WHAT THE TASK ASKS
Look over the lines below. Report each one that includes the string "text".

TASK INPUT
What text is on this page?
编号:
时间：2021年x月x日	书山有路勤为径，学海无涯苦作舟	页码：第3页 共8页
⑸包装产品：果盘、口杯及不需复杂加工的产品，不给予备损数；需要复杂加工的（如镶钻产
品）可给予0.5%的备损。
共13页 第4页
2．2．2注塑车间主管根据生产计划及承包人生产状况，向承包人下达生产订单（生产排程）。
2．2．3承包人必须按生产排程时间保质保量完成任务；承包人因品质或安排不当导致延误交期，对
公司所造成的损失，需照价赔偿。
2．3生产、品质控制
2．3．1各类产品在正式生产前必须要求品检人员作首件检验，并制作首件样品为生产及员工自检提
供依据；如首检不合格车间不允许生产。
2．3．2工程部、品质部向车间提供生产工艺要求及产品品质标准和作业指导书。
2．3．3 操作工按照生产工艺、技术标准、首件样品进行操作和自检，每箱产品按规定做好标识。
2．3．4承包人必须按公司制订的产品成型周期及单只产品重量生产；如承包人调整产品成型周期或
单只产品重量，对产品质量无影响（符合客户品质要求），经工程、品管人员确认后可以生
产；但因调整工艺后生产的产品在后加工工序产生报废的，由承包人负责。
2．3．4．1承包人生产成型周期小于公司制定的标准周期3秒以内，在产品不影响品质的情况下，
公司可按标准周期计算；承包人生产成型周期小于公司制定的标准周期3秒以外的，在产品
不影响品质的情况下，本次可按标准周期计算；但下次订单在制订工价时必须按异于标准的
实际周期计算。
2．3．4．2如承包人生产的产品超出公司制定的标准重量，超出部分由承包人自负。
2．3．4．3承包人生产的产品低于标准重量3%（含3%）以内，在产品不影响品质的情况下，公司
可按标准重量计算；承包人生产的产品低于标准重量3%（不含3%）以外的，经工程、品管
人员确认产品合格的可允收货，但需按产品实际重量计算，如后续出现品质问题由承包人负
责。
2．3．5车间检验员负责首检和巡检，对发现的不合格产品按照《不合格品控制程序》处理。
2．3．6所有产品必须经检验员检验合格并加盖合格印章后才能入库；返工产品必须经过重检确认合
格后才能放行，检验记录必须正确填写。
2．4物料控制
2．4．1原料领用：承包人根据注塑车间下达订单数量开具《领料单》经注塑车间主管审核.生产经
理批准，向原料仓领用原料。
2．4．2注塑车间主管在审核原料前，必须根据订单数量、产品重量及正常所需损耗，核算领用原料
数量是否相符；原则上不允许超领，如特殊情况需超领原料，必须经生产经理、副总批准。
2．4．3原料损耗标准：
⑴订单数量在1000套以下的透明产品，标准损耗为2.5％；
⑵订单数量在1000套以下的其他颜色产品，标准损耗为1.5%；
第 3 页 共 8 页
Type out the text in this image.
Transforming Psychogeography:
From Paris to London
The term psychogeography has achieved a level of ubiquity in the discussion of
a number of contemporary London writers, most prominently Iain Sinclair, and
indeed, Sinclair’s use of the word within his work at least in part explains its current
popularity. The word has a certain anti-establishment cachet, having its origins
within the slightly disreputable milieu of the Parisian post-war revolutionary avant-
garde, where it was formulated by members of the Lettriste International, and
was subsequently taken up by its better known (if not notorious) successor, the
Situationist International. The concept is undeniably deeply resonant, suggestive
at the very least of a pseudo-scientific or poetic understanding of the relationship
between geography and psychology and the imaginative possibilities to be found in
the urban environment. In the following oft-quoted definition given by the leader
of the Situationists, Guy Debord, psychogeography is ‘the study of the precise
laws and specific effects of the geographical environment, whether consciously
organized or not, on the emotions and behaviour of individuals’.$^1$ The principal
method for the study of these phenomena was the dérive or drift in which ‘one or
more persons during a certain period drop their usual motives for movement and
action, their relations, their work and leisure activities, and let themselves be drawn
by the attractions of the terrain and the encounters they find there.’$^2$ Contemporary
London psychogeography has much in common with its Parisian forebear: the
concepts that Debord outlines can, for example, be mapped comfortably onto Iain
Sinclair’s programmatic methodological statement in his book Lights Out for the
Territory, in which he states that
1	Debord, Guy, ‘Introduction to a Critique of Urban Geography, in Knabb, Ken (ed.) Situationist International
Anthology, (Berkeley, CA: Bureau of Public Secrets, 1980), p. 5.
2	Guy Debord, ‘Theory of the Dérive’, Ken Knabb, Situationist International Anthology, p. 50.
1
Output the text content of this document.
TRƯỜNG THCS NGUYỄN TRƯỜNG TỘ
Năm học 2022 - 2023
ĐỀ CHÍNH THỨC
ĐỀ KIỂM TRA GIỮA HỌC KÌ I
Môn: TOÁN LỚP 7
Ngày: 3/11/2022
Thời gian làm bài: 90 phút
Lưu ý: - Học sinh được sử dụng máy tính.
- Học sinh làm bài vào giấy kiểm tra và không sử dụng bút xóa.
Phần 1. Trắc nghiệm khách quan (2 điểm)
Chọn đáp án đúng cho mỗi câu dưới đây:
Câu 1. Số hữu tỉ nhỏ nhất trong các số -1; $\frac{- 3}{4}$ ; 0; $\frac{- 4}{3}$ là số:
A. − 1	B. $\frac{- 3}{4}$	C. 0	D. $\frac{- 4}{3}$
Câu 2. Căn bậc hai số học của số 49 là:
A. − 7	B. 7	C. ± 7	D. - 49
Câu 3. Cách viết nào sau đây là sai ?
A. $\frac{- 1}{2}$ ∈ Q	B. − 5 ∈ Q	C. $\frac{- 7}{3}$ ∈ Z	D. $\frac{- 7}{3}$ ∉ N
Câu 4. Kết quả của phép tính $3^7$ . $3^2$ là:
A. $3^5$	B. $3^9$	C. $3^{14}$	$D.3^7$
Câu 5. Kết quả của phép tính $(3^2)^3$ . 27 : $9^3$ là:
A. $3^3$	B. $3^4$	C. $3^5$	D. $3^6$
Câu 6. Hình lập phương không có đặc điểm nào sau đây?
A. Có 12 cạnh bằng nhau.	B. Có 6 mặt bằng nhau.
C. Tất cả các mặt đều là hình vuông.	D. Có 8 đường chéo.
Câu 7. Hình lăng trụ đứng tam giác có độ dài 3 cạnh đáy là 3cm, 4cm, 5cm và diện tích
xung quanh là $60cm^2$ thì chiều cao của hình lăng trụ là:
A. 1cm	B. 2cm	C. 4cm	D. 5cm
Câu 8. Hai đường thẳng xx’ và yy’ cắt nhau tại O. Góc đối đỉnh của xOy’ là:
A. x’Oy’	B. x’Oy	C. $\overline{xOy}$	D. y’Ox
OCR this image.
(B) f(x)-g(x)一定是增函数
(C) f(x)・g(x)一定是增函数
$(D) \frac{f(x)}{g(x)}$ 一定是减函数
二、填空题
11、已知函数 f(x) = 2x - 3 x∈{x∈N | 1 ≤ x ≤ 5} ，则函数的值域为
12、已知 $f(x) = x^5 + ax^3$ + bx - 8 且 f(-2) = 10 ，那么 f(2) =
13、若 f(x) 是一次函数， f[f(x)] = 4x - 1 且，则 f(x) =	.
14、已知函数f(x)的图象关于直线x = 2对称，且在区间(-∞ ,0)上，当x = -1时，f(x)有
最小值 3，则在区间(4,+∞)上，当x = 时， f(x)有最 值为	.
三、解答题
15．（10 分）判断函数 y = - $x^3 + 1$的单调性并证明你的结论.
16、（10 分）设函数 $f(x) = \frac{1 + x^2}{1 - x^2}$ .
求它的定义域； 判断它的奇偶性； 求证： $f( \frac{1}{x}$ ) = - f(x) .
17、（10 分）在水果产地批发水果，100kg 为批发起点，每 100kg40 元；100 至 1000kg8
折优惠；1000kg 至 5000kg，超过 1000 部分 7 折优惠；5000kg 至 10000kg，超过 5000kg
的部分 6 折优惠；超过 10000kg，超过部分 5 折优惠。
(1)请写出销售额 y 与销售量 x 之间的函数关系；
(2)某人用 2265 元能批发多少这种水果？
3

ANSWER FOR THIS EXERCISE
What text is on this page?
Type out the text in this image.
Output the text content of this document.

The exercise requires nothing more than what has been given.